### WHAT IS NEEDED:
Return all of the entries word for word, but omit the pictures they contain.

### SUPPLIED INFORMATION:
......
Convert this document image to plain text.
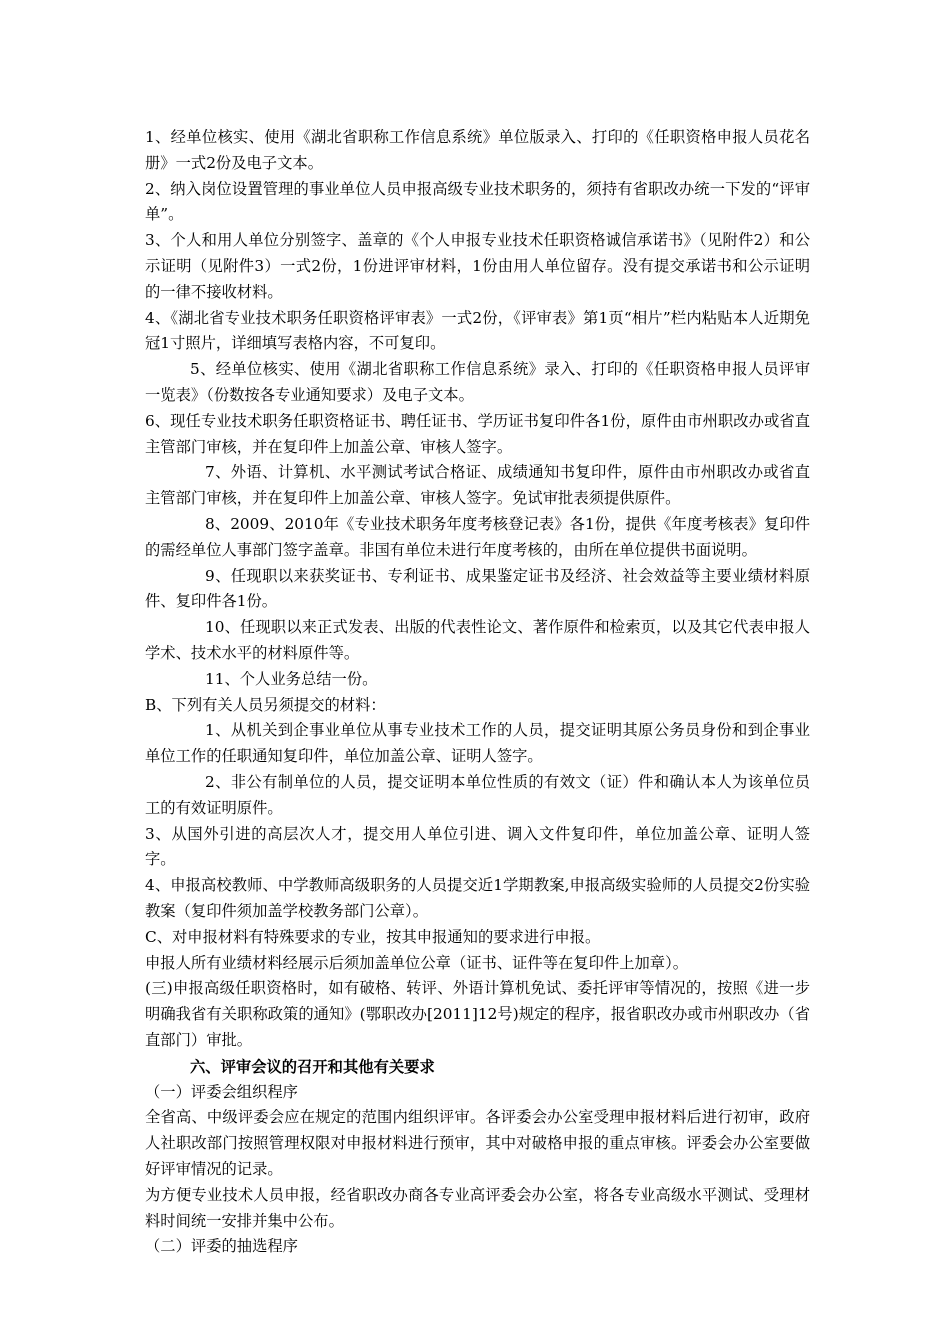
1、经单位核实、使用《湖北省职称工作信息系统》单位版录入、打印的《任职资格申报人员花名册》一式2份及电子文本。

2、纳入岗位设置管理的事业单位人员申报高级专业技术职务的，须持有省职改办统一下发的“评审单”。

3、个人和用人单位分别签字、盖章的《个人申报专业技术任职资格诚信承诺书》（见附件2）和公示证明（见附件3）一式2份，1份进评审材料，1份由用人单位留存。没有提交承诺书和公示证明的一律不接收材料。

4、《湖北省专业技术职务任职资格评审表》一式2份，《评审表》第1页“相片”栏内粘贴本人近期免冠1寸照片，详细填写表格内容，不可复印。

5、经单位核实、使用《湖北省职称工作信息系统》录入、打印的《任职资格申报人员评审一览表》（份数按各专业通知要求）及电子文本。

6、现任专业技术职务任职资格证书、聘任证书、学历证书复印件各1份，原件由市州职改办或省直主管部门审核，并在复印件上加盖公章、审核人签字。

7、外语、计算机、水平测试考试合格证、成绩通知书复印件，原件由市州职改办或省直主管部门审核，并在复印件上加盖公章、审核人签字。免试审批表须提供原件。

8、2009、2010年《专业技术职务年度考核登记表》各1份，提供《年度考核表》复印件的需经单位人事部门签字盖章。非国有单位未进行年度考核的，由所在单位提供书面说明。

9、任现职以来获奖证书、专利证书、成果鉴定证书及经济、社会效益等主要业绩材料原件、复印件各1份。

10、任现职以来正式发表、出版的代表性论文、著作原件和检索页，以及其它代表申报人学术、技术水平的材料原件等。

11、个人业务总结一份。

B、下列有关人员另须提交的材料：

1、从机关到企事业单位从事专业技术工作的人员，提交证明其原公务员身份和到企事业单位工作的任职通知复印件，单位加盖公章、证明人签字。

2、非公有制单位的人员，提交证明本单位性质的有效文（证）件和确认本人为该单位员工的有效证明原件。

3、从国外引进的高层次人才，提交用人单位引进、调入文件复印件，单位加盖公章、证明人签字。

4、申报高校教师、中学教师高级职务的人员提交近1学期教案,申报高级实验师的人员提交2份实验教案（复印件须加盖学校教务部门公章）。

C、对申报材料有特殊要求的专业，按其申报通知的要求进行申报。

申报人所有业绩材料经展示后须加盖单位公章（证书、证件等在复印件上加章）。

(三)申报高级任职资格时，如有破格、转评、外语计算机免试、委托评审等情况的，按照《进一步明确我省有关职称政策的通知》(鄂职改办[2011]12号)规定的程序，报省职改办或市州职改办（省直部门）审批。

六、评审会议的召开和其他有关要求

（一）评委会组织程序

全省高、中级评委会应在规定的范围内组织评审。各评委会办公室受理申报材料后进行初审，政府人社职改部门按照管理权限对申报材料进行预审，其中对破格申报的重点审核。评委会办公室要做好评审情况的记录。

为方便专业技术人员申报，经省职改办商各专业高评委会办公室，将各专业高级水平测试、受理材料时间统一安排并集中公布。

（二）评委的抽选程序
......
### SOLVED PROBLEM:
Convert this document image to plain text.
1、经单位核实、使用《湖北省职称工作信息系统》单位版录入、打印的《任职资格申报人员花名册》一式2份及电子文本。

2、纳入岗位设置管理的事业单位人员申报高级专业技术职务的，须持有省职改办统一下发的“评审单”。

3、个人和用人单位分别签字、盖章的《个人申报专业技术任职资格诚信承诺书》（见附件2）和公示证明（见附件3）一式2份，1份进评审材料，1份由用人单位留存。没有提交承诺书和公示证明的一律不接收材料。

4、《湖北省专业技术职务任职资格评审表》一式2份，《评审表》第1页“相片”栏内粘贴本人近期免冠1寸照片，详细填写表格内容，不可复印。

5、经单位核实、使用《湖北省职称工作信息系统》录入、打印的《任职资格申报人员评审一览表》（份数按各专业通知要求）及电子文本。

6、现任专业技术职务任职资格证书、聘任证书、学历证书复印件各1份，原件由市州职改办或省直主管部门审核，并在复印件上加盖公章、审核人签字。

7、外语、计算机、水平测试考试合格证、成绩通知书复印件，原件由市州职改办或省直主管部门审核，并在复印件上加盖公章、审核人签字。免试审批表须提供原件。

8、2009、2010年《专业技术职务年度考核登记表》各1份，提供《年度考核表》复印件的需经单位人事部门签字盖章。非国有单位未进行年度考核的，由所在单位提供书面说明。

9、任现职以来获奖证书、专利证书、成果鉴定证书及经济、社会效益等主要业绩材料原件、复印件各1份。

10、任现职以来正式发表、出版的代表性论文、著作原件和检索页，以及其它代表申报人学术、技术水平的材料原件等。

11、个人业务总结一份。

B、下列有关人员另须提交的材料：

1、从机关到企事业单位从事专业技术工作的人员，提交证明其原公务员身份和到企事业单位工作的任职通知复印件，单位加盖公章、证明人签字。

2、非公有制单位的人员，提交证明本单位性质的有效文（证）件和确认本人为该单位员工的有效证明原件。

3、从国外引进的高层次人才，提交用人单位引进、调入文件复印件，单位加盖公章、证明人签字。

4、申报高校教师、中学教师高级职务的人员提交近1学期教案,申报高级实验师的人员提交2份实验教案（复印件须加盖学校教务部门公章）。

C、对申报材料有特殊要求的专业，按其申报通知的要求进行申报。

申报人所有业绩材料经展示后须加盖单位公章（证书、证件等在复印件上加章）。

(三)申报高级任职资格时，如有破格、转评、外语计算机免试、委托评审等情况的，按照《进一步明确我省有关职称政策的通知》(鄂职改办[2011]12号)规定的程序，报省职改办或市州职改办（省直部门）审批。

六、评审会议的召开和其他有关要求

（一）评委会组织程序

全省高、中级评委会应在规定的范围内组织评审。各评委会办公室受理申报材料后进行初审，政府人社职改部门按照管理权限对申报材料进行预审，其中对破格申报的重点审核。评委会办公室要做好评审情况的记录。

为方便专业技术人员申报，经省职改办商各专业高评委会办公室，将各专业高级水平测试、受理材料时间统一安排并集中公布。

（二）评委的抽选程序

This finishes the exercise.